PROBLEM STATEMENT. Repeat exactly the lines of the listing from the line containing "Extract the structured" through its last line, and nothing beyond them.

**** DATA SUPPLIED

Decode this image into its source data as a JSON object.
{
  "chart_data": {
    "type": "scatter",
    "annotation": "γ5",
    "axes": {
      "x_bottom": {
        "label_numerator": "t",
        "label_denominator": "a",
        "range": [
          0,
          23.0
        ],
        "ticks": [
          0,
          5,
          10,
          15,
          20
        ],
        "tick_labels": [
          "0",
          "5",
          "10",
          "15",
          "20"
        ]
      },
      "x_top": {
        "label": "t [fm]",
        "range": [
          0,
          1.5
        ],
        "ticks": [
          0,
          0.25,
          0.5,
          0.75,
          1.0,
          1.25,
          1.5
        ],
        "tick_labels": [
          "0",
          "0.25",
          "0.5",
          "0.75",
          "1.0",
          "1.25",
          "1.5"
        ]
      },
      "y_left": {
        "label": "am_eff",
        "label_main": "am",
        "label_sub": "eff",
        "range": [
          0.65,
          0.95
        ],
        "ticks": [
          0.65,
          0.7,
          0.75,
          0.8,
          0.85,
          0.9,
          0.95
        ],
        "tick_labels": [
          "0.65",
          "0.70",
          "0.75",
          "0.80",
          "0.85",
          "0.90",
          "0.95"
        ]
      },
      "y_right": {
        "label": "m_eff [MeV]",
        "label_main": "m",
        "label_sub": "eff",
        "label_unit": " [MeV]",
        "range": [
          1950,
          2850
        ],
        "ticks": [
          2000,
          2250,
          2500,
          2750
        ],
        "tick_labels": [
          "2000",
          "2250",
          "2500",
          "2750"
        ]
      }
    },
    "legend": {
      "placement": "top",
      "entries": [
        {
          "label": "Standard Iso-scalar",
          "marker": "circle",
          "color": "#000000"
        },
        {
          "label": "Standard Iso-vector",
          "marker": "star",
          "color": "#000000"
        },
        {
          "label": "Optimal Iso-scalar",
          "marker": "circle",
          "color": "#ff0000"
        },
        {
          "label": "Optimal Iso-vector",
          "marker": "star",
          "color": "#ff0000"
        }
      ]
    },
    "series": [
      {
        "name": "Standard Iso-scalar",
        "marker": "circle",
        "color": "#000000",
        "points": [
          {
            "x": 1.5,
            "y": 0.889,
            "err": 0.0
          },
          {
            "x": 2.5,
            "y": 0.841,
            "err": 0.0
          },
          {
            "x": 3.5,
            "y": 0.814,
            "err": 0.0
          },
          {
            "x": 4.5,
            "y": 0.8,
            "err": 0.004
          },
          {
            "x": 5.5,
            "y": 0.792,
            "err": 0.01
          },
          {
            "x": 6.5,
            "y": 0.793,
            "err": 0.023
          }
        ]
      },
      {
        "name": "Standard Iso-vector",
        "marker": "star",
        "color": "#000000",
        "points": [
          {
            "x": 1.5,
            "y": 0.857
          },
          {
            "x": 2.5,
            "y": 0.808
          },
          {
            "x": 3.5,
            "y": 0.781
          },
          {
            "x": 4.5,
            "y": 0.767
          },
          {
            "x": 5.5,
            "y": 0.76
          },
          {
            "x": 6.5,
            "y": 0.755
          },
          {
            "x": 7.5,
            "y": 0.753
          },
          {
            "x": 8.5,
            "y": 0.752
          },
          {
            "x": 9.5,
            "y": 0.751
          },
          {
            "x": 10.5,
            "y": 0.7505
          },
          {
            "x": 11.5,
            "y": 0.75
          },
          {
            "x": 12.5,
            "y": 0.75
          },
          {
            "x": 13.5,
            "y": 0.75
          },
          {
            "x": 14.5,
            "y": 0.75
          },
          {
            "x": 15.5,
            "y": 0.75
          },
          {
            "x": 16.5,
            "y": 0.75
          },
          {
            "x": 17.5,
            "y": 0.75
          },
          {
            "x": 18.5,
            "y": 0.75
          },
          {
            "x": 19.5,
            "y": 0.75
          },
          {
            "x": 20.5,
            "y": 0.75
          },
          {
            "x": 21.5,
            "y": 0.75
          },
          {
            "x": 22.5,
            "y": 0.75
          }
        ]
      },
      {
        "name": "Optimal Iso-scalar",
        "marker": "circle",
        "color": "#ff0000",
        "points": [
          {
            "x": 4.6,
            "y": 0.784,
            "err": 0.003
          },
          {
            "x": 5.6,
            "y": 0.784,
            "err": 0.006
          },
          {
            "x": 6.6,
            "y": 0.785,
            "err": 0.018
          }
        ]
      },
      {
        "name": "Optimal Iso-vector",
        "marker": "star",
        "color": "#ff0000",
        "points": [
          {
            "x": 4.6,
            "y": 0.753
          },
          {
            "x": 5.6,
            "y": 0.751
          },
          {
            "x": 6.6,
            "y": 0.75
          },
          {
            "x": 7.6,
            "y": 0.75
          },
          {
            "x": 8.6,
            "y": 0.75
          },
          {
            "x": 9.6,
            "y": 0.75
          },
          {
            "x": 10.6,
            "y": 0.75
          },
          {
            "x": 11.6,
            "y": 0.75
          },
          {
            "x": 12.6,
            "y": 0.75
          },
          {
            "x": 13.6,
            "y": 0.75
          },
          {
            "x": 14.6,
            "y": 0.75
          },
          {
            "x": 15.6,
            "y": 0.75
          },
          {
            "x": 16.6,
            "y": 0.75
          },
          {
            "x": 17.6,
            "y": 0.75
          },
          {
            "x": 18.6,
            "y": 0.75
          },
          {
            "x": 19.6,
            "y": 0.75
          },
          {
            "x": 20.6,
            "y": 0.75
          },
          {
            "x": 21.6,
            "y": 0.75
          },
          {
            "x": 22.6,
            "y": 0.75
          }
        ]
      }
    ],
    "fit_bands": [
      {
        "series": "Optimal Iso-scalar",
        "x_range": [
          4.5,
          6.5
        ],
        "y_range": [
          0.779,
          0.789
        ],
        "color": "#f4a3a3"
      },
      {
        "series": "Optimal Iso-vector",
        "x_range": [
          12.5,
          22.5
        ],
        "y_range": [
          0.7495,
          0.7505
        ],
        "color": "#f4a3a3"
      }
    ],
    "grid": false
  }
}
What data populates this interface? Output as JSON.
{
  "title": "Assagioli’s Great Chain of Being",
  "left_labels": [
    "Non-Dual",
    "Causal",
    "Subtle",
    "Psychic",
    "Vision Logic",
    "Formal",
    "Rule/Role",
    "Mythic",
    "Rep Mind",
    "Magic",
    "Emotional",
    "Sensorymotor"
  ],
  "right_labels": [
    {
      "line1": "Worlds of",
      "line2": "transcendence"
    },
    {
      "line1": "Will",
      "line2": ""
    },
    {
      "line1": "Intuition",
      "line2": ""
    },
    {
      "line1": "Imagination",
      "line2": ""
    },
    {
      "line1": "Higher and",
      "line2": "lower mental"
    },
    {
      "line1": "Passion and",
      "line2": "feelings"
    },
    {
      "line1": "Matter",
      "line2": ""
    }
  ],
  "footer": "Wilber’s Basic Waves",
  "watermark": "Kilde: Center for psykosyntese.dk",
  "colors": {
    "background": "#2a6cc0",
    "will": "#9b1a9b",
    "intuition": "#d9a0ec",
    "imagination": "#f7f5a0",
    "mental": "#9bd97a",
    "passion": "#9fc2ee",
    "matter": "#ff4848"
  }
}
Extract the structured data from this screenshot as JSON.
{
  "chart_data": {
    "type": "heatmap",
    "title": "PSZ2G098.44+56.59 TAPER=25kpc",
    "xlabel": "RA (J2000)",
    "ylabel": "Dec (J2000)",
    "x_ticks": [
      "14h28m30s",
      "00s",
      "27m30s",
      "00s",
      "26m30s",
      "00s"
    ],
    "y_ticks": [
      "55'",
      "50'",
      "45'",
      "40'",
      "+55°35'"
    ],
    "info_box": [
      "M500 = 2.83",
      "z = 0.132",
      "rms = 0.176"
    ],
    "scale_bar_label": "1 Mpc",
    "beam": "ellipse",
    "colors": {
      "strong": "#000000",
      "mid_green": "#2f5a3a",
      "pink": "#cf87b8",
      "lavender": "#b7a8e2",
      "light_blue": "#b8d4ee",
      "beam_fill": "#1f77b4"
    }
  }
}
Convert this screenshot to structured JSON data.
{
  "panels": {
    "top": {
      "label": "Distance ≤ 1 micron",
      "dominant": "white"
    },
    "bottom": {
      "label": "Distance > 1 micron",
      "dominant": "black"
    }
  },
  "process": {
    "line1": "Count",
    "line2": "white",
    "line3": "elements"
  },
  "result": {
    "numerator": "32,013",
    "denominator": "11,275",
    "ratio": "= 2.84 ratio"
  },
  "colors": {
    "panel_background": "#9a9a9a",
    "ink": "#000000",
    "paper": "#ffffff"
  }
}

********

THE SOLUTION.
Extract the structured data from this screenshot as JSON.
{
  "chart_data": {
    "type": "heatmap",
    "title": "PSZ2G098.44+56.59 TAPER=25kpc",
    "xlabel": "RA (J2000)",
    "ylabel": "Dec (J2000)",
    "x_ticks": [
      "14h28m30s",
      "00s",
      "27m30s",
      "00s",
      "26m30s",
      "00s"
    ],
    "y_ticks": [
      "55'",
      "50'",
      "45'",
      "40'",
      "+55°35'"
    ],
    "info_box": [
      "M500 = 2.83",
      "z = 0.132",
      "rms = 0.176"
    ],
    "scale_bar_label": "1 Mpc",
    "beam": "ellipse",
    "colors": {
      "strong": "#000000",
      "mid_green": "#2f5a3a",
      "pink": "#cf87b8",
      "lavender": "#b7a8e2",
      "light_blue": "#b8d4ee",
      "beam_fill": "#1f77b4"
    }
  }
}
Convert this screenshot to structured JSON data.
{
  "panels": {
    "top": {
      "label": "Distance ≤ 1 micron",
      "dominant": "white"
    },
    "bottom": {
      "label": "Distance > 1 micron",
      "dominant": "black"
    }
  },
  "process": {
    "line1": "Count",
    "line2": "white",
    "line3": "elements"
  },
  "result": {
    "numerator": "32,013",
    "denominator": "11,275",
    "ratio": "= 2.84 ratio"
  },
  "colors": {
    "panel_background": "#9a9a9a",
    "ink": "#000000",
    "paper": "#ffffff"
  }
}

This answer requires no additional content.